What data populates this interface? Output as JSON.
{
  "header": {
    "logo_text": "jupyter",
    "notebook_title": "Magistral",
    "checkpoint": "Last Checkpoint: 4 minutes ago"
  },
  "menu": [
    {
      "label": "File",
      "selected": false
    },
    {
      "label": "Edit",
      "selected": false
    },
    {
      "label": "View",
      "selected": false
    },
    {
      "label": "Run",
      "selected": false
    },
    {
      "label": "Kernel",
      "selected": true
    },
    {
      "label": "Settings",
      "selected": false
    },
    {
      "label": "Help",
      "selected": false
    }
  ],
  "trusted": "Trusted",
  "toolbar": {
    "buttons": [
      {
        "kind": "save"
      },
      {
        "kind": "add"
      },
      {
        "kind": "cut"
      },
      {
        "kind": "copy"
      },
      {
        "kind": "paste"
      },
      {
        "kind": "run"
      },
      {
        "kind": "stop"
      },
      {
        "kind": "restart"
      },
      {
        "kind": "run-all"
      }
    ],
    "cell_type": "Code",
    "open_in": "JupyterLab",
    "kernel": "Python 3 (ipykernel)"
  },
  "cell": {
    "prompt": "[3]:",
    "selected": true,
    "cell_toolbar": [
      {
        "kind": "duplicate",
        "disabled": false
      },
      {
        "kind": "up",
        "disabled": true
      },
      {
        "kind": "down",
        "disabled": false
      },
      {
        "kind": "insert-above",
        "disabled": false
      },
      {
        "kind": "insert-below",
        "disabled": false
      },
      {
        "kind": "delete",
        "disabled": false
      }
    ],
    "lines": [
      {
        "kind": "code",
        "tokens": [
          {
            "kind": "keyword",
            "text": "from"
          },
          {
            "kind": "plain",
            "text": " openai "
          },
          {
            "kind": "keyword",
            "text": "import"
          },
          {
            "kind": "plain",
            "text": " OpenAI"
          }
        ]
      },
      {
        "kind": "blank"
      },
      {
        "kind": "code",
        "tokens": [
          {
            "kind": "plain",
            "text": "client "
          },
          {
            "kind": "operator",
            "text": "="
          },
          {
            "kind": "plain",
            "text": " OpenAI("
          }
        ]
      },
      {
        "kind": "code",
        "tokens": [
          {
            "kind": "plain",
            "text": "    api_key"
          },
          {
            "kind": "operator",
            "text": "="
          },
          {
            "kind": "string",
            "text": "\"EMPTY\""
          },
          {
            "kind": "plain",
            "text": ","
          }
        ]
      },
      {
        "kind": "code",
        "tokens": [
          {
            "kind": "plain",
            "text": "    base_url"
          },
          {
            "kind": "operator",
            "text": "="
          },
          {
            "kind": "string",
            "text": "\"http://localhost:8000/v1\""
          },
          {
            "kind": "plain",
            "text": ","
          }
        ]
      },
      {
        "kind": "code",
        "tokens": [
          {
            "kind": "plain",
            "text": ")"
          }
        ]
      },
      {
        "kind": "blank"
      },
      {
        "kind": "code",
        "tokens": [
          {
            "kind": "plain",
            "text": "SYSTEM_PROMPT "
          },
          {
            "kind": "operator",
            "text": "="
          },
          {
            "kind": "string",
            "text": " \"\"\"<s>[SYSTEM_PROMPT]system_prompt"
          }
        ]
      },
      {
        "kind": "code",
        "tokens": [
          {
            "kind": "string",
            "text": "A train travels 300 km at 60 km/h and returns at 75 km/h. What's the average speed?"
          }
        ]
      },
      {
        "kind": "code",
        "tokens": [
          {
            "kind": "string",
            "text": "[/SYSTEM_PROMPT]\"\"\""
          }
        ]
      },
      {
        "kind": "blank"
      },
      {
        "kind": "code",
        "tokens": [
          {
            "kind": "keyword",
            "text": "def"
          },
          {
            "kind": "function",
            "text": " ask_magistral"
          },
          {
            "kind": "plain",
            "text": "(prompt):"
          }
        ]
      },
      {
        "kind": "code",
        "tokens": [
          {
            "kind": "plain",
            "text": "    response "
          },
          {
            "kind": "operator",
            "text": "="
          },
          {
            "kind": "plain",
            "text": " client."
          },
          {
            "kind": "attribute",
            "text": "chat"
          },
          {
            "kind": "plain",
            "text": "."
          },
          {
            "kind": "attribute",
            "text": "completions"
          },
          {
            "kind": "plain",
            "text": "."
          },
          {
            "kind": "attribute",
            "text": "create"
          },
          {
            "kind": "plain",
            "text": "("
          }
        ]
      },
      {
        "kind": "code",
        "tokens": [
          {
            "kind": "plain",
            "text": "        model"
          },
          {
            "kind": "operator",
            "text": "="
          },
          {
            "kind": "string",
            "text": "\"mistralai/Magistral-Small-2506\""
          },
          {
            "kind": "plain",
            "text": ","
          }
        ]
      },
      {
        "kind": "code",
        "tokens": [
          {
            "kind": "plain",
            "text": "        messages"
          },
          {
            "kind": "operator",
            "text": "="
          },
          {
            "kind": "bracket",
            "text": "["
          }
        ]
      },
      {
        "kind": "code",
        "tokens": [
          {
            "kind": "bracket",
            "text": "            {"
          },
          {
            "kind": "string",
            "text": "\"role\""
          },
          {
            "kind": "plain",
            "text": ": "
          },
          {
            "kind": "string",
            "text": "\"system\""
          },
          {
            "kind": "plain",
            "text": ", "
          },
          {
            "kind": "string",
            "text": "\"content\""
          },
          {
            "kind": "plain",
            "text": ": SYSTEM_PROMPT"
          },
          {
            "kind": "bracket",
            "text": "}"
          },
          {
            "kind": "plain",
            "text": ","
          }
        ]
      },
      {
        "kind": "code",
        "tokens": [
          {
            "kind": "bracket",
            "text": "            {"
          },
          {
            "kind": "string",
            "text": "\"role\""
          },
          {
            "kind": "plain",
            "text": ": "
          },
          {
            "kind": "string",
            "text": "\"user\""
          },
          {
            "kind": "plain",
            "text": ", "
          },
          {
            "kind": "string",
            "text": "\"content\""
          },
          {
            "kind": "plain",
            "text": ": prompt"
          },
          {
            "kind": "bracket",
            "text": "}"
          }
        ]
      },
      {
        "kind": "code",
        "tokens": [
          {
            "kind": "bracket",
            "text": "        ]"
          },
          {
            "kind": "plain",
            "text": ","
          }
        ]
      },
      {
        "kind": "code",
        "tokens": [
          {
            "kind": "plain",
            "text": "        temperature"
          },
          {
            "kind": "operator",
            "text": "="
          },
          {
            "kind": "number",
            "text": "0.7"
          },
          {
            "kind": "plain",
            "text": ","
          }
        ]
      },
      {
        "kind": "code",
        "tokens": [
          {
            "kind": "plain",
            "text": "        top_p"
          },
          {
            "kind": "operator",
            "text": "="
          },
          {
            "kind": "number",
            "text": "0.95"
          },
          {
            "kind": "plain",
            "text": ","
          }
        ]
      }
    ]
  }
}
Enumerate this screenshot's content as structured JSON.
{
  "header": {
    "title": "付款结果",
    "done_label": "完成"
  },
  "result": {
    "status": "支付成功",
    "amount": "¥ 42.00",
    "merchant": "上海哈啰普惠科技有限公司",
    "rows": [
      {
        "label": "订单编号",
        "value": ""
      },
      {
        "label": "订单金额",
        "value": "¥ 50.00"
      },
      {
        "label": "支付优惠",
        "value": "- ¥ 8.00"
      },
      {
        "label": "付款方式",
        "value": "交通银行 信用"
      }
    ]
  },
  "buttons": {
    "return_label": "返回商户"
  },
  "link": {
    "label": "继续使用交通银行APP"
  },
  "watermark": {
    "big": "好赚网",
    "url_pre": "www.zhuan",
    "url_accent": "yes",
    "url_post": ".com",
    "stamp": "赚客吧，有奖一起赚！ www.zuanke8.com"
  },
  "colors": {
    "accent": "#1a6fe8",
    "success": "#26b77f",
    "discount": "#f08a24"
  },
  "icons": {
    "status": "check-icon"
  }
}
◇ ◇ ◇ ◇ ◇
Make an exact copy of every line from the one with "Enumerate this screenshot's" to the end of the data, with the first and last of those lines included.

#### Response to the task:
Enumerate this screenshot's content as structured JSON.
{
  "header": {
    "title": "付款结果",
    "done_label": "完成"
  },
  "result": {
    "status": "支付成功",
    "amount": "¥ 42.00",
    "merchant": "上海哈啰普惠科技有限公司",
    "rows": [
      {
        "label": "订单编号",
        "value": ""
      },
      {
        "label": "订单金额",
        "value": "¥ 50.00"
      },
      {
        "label": "支付优惠",
        "value": "- ¥ 8.00"
      },
      {
        "label": "付款方式",
        "value": "交通银行 信用"
      }
    ]
  },
  "buttons": {
    "return_label": "返回商户"
  },
  "link": {
    "label": "继续使用交通银行APP"
  },
  "watermark": {
    "big": "好赚网",
    "url_pre": "www.zhuan",
    "url_accent": "yes",
    "url_post": ".com",
    "stamp": "赚客吧，有奖一起赚！ www.zuanke8.com"
  },
  "colors": {
    "accent": "#1a6fe8",
    "success": "#26b77f",
    "discount": "#f08a24"
  },
  "icons": {
    "status": "check-icon"
  }
}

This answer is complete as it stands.